» Data shown
──────────
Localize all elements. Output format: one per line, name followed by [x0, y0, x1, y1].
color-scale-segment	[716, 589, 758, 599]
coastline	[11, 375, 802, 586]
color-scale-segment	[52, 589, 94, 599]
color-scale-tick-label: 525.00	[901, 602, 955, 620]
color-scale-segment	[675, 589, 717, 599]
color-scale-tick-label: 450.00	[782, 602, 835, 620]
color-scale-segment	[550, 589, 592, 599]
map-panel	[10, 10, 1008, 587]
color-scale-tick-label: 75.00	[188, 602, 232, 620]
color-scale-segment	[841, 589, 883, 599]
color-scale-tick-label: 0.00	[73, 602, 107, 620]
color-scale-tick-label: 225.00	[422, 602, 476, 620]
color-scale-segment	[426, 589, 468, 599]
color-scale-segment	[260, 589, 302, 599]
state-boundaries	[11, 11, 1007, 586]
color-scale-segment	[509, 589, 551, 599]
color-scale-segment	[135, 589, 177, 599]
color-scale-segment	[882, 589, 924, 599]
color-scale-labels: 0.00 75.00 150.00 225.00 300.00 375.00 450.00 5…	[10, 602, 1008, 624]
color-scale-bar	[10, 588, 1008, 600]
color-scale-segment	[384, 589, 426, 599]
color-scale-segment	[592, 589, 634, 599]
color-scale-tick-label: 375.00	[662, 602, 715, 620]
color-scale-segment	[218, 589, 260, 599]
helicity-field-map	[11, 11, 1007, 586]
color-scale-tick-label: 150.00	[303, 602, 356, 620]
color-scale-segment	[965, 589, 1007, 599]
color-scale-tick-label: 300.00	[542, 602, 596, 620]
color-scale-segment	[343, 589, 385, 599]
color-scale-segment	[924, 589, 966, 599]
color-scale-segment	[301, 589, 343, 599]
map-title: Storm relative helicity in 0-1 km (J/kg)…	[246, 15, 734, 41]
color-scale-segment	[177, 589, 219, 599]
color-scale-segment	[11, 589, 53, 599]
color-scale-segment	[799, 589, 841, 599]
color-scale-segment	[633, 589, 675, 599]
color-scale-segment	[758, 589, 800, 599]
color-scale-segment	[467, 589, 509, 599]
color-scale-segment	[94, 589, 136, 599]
──────────
» Task to complete
Reproduce the listing above line for line, without any changes.

» Correct answer
Localize all elements. Output format: one per line, name followed by [x0, y0, x1, y1].
color-scale-segment	[716, 589, 758, 599]
coastline	[11, 375, 802, 586]
color-scale-segment	[52, 589, 94, 599]
color-scale-tick-label: 525.00	[901, 602, 955, 620]
color-scale-segment	[675, 589, 717, 599]
color-scale-tick-label: 450.00	[782, 602, 835, 620]
color-scale-segment	[550, 589, 592, 599]
map-panel	[10, 10, 1008, 587]
color-scale-tick-label: 75.00	[188, 602, 232, 620]
color-scale-segment	[841, 589, 883, 599]
color-scale-tick-label: 0.00	[73, 602, 107, 620]
color-scale-tick-label: 225.00	[422, 602, 476, 620]
color-scale-segment	[426, 589, 468, 599]
color-scale-segment	[260, 589, 302, 599]
state-boundaries	[11, 11, 1007, 586]
color-scale-segment	[509, 589, 551, 599]
color-scale-segment	[135, 589, 177, 599]
color-scale-segment	[882, 589, 924, 599]
color-scale-labels: 0.00 75.00 150.00 225.00 300.00 375.00 450.00 5…	[10, 602, 1008, 624]
color-scale-bar	[10, 588, 1008, 600]
color-scale-segment	[384, 589, 426, 599]
color-scale-segment	[592, 589, 634, 599]
color-scale-tick-label: 375.00	[662, 602, 715, 620]
color-scale-segment	[218, 589, 260, 599]
helicity-field-map	[11, 11, 1007, 586]
color-scale-tick-label: 150.00	[303, 602, 356, 620]
color-scale-segment	[965, 589, 1007, 599]
color-scale-tick-label: 300.00	[542, 602, 596, 620]
color-scale-segment	[343, 589, 385, 599]
color-scale-segment	[924, 589, 966, 599]
color-scale-segment	[301, 589, 343, 599]
map-title: Storm relative helicity in 0-1 km (J/kg)…	[246, 15, 734, 41]
color-scale-segment	[177, 589, 219, 599]
color-scale-segment	[11, 589, 53, 599]
color-scale-segment	[799, 589, 841, 599]
color-scale-segment	[633, 589, 675, 599]
color-scale-segment	[758, 589, 800, 599]
color-scale-segment	[467, 589, 509, 599]
color-scale-segment	[94, 589, 136, 599]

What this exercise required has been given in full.